[Stored records]
• • • •

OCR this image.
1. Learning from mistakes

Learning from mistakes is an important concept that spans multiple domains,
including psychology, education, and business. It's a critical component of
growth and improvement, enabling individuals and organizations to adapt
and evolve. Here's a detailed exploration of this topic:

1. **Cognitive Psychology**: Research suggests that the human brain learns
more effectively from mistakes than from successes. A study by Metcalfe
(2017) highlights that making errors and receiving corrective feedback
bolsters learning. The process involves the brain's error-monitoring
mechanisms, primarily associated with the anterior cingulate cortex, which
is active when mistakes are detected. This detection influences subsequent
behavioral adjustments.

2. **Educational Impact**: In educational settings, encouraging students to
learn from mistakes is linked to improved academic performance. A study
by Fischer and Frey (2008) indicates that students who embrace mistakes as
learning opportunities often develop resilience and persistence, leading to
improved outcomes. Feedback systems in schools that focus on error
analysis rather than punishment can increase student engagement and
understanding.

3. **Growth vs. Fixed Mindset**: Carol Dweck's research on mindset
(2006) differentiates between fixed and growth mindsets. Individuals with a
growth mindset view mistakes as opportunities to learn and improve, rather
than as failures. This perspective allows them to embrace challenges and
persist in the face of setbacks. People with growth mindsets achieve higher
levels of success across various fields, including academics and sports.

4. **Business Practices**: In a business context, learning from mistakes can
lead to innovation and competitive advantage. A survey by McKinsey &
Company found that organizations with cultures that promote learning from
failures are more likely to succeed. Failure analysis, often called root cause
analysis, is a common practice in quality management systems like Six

• • • •

**The problem:** Each record above should be repeated exactly as it appears.

**Result of the task:**
OCR this image.
1. Learning from mistakes

Learning from mistakes is an important concept that spans multiple domains,
including psychology, education, and business. It's a critical component of
growth and improvement, enabling individuals and organizations to adapt
and evolve. Here's a detailed exploration of this topic:

1. **Cognitive Psychology**: Research suggests that the human brain learns
more effectively from mistakes than from successes. A study by Metcalfe
(2017) highlights that making errors and receiving corrective feedback
bolsters learning. The process involves the brain's error-monitoring
mechanisms, primarily associated with the anterior cingulate cortex, which
is active when mistakes are detected. This detection influences subsequent
behavioral adjustments.

2. **Educational Impact**: In educational settings, encouraging students to
learn from mistakes is linked to improved academic performance. A study
by Fischer and Frey (2008) indicates that students who embrace mistakes as
learning opportunities often develop resilience and persistence, leading to
improved outcomes. Feedback systems in schools that focus on error
analysis rather than punishment can increase student engagement and
understanding.

3. **Growth vs. Fixed Mindset**: Carol Dweck's research on mindset
(2006) differentiates between fixed and growth mindsets. Individuals with a
growth mindset view mistakes as opportunities to learn and improve, rather
than as failures. This perspective allows them to embrace challenges and
persist in the face of setbacks. People with growth mindsets achieve higher
levels of success across various fields, including academics and sports.

4. **Business Practices**: In a business context, learning from mistakes can
lead to innovation and competitive advantage. A survey by McKinsey &
Company found that organizations with cultures that promote learning from
failures are more likely to succeed. Failure analysis, often called root cause
analysis, is a common practice in quality management systems like Six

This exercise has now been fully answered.